● **Problem to work on**: For the entries below, report every line that includes the word "structure".

(Items listed in a dataset)
• • • •

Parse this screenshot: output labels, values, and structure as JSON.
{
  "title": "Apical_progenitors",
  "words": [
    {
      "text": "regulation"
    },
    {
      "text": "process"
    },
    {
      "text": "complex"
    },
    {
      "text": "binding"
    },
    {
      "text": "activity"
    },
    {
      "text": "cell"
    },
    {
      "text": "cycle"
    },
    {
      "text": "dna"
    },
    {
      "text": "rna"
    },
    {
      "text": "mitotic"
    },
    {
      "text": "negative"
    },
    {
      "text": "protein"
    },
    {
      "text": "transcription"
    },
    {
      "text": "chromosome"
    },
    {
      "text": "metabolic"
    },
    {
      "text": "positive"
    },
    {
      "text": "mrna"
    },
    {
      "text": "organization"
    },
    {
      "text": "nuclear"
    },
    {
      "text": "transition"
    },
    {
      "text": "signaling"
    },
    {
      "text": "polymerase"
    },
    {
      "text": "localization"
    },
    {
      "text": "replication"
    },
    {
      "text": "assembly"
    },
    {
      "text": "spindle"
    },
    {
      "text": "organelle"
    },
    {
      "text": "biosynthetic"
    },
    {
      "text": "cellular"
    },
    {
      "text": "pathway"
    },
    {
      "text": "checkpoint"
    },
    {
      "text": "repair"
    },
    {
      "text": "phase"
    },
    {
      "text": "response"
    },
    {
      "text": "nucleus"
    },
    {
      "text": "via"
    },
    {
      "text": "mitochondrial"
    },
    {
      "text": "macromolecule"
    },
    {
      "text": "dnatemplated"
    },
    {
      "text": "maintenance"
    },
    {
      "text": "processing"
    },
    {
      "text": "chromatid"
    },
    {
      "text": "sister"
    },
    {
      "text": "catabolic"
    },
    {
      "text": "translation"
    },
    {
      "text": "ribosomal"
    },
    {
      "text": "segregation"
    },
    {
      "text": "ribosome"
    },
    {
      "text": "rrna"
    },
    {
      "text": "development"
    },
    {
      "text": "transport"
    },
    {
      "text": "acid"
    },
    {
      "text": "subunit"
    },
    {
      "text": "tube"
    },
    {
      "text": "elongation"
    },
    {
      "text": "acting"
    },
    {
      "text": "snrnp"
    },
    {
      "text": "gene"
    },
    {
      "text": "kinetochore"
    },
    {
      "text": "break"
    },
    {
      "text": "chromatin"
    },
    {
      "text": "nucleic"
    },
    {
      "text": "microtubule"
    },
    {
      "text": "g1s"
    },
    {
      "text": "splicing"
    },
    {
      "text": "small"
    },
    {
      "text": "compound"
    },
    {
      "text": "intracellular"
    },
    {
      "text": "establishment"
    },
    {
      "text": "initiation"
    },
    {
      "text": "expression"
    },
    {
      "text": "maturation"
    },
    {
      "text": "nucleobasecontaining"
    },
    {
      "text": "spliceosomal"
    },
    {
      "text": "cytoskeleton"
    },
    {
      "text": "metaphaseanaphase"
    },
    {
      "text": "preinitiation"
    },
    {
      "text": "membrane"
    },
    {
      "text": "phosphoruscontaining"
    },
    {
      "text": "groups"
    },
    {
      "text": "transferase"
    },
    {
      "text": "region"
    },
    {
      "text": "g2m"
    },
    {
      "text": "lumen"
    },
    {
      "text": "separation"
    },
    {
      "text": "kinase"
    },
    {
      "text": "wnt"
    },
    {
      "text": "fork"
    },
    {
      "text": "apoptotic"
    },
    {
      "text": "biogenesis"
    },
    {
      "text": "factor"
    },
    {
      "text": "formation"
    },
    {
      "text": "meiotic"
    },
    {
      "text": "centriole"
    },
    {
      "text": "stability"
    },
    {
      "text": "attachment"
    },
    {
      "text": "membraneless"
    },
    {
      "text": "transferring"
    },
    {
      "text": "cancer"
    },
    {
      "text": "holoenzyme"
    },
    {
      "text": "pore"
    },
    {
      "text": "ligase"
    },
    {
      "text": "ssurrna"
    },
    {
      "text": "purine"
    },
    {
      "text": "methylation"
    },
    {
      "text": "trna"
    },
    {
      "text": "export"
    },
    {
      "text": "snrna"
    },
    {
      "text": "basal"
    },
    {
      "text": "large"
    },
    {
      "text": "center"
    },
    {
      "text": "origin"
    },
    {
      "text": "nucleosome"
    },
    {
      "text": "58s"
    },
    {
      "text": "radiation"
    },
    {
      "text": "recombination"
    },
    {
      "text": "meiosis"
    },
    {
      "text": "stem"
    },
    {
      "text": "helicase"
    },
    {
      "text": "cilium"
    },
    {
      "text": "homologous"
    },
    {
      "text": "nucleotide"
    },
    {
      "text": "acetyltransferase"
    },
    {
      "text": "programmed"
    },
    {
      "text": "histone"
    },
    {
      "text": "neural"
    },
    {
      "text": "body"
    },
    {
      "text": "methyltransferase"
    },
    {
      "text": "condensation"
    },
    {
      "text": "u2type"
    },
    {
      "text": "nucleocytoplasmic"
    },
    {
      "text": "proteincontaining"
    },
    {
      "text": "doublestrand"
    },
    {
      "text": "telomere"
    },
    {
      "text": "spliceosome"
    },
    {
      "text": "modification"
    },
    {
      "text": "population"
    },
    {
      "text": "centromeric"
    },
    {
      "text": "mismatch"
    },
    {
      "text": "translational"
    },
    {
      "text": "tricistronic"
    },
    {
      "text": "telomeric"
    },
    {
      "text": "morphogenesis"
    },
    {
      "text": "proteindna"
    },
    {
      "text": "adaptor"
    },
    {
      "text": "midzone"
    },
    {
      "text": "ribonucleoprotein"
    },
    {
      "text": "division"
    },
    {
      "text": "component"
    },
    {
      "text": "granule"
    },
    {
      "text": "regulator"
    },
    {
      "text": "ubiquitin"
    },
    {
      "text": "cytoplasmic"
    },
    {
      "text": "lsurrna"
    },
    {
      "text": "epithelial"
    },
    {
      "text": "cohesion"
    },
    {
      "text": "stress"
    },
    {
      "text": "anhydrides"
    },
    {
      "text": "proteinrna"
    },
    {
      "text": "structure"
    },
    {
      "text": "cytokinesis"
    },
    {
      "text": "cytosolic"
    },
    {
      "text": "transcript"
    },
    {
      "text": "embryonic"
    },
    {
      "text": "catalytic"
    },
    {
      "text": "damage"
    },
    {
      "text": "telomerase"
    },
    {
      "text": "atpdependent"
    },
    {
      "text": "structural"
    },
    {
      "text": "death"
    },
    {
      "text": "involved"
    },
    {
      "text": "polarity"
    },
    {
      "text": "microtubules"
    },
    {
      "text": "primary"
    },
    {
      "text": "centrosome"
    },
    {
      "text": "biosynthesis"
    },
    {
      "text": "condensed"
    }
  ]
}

• • • •

● **Exercise solution**:
Parse this screenshot: output labels, values, and structure as JSON.
      "text": "structure"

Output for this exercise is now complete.